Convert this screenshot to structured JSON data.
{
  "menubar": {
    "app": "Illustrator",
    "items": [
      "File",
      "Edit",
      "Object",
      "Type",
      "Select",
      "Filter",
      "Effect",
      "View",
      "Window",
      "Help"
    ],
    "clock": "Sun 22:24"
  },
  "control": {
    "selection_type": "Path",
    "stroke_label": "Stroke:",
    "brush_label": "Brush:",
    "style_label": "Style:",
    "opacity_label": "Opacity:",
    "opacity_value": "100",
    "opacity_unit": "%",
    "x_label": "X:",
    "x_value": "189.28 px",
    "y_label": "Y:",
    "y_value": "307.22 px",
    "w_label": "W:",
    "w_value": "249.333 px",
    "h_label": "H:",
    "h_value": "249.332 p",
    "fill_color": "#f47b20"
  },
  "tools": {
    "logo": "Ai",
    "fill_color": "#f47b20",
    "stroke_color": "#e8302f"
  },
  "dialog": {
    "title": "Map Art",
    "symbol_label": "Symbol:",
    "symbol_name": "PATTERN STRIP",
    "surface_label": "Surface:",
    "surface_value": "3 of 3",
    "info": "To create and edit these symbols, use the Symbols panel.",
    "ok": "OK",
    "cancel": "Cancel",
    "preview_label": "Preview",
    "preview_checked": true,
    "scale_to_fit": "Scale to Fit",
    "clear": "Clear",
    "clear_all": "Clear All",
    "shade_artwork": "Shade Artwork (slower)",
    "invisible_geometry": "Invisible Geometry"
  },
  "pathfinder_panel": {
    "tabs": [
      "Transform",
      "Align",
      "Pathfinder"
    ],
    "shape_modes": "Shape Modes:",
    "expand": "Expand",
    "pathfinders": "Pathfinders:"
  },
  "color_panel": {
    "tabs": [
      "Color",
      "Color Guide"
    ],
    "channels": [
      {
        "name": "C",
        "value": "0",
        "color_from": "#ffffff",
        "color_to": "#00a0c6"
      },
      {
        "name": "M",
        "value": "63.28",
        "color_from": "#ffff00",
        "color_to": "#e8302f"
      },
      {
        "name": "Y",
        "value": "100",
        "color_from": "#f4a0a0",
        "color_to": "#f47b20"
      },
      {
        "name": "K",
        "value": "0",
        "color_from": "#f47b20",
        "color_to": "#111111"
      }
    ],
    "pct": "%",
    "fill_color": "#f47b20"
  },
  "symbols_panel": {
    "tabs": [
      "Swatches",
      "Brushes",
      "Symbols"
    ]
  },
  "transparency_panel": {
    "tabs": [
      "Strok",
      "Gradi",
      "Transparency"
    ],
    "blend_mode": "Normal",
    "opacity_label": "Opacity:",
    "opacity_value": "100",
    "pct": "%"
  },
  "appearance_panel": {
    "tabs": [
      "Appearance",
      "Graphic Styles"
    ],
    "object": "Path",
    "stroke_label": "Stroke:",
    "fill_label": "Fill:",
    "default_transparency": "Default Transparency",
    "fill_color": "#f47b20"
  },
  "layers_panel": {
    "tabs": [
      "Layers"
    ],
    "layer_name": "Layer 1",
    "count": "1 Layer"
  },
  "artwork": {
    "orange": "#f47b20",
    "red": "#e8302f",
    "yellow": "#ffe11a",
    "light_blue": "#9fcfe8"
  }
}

### Problem to solve
Each record above should be returned exactly as it appears.

### Result for this task
Convert this screenshot to structured JSON data.
{
  "menubar": {
    "app": "Illustrator",
    "items": [
      "File",
      "Edit",
      "Object",
      "Type",
      "Select",
      "Filter",
      "Effect",
      "View",
      "Window",
      "Help"
    ],
    "clock": "Sun 22:24"
  },
  "control": {
    "selection_type": "Path",
    "stroke_label": "Stroke:",
    "brush_label": "Brush:",
    "style_label": "Style:",
    "opacity_label": "Opacity:",
    "opacity_value": "100",
    "opacity_unit": "%",
    "x_label": "X:",
    "x_value": "189.28 px",
    "y_label": "Y:",
    "y_value": "307.22 px",
    "w_label": "W:",
    "w_value": "249.333 px",
    "h_label": "H:",
    "h_value": "249.332 p",
    "fill_color": "#f47b20"
  },
  "tools": {
    "logo": "Ai",
    "fill_color": "#f47b20",
    "stroke_color": "#e8302f"
  },
  "dialog": {
    "title": "Map Art",
    "symbol_label": "Symbol:",
    "symbol_name": "PATTERN STRIP",
    "surface_label": "Surface:",
    "surface_value": "3 of 3",
    "info": "To create and edit these symbols, use the Symbols panel.",
    "ok": "OK",
    "cancel": "Cancel",
    "preview_label": "Preview",
    "preview_checked": true,
    "scale_to_fit": "Scale to Fit",
    "clear": "Clear",
    "clear_all": "Clear All",
    "shade_artwork": "Shade Artwork (slower)",
    "invisible_geometry": "Invisible Geometry"
  },
  "pathfinder_panel": {
    "tabs": [
      "Transform",
      "Align",
      "Pathfinder"
    ],
    "shape_modes": "Shape Modes:",
    "expand": "Expand",
    "pathfinders": "Pathfinders:"
  },
  "color_panel": {
    "tabs": [
      "Color",
      "Color Guide"
    ],
    "channels": [
      {
        "name": "C",
        "value": "0",
        "color_from": "#ffffff",
        "color_to": "#00a0c6"
      },
      {
        "name": "M",
        "value": "63.28",
        "color_from": "#ffff00",
        "color_to": "#e8302f"
      },
      {
        "name": "Y",
        "value": "100",
        "color_from": "#f4a0a0",
        "color_to": "#f47b20"
      },
      {
        "name": "K",
        "value": "0",
        "color_from": "#f47b20",
        "color_to": "#111111"
      }
    ],
    "pct": "%",
    "fill_color": "#f47b20"
  },
  "symbols_panel": {
    "tabs": [
      "Swatches",
      "Brushes",
      "Symbols"
    ]
  },
  "transparency_panel": {
    "tabs": [
      "Strok",
      "Gradi",
      "Transparency"
    ],
    "blend_mode": "Normal",
    "opacity_label": "Opacity:",
    "opacity_value": "100",
    "pct": "%"
  },
  "appearance_panel": {
    "tabs": [
      "Appearance",
      "Graphic Styles"
    ],
    "object": "Path",
    "stroke_label": "Stroke:",
    "fill_label": "Fill:",
    "default_transparency": "Default Transparency",
    "fill_color": "#f47b20"
  },
  "layers_panel": {
    "tabs": [
      "Layers"
    ],
    "layer_name": "Layer 1",
    "count": "1 Layer"
  },
  "artwork": {
    "orange": "#f47b20",
    "red": "#e8302f",
    "yellow": "#ffe11a",
    "light_blue": "#9fcfe8"
  }
}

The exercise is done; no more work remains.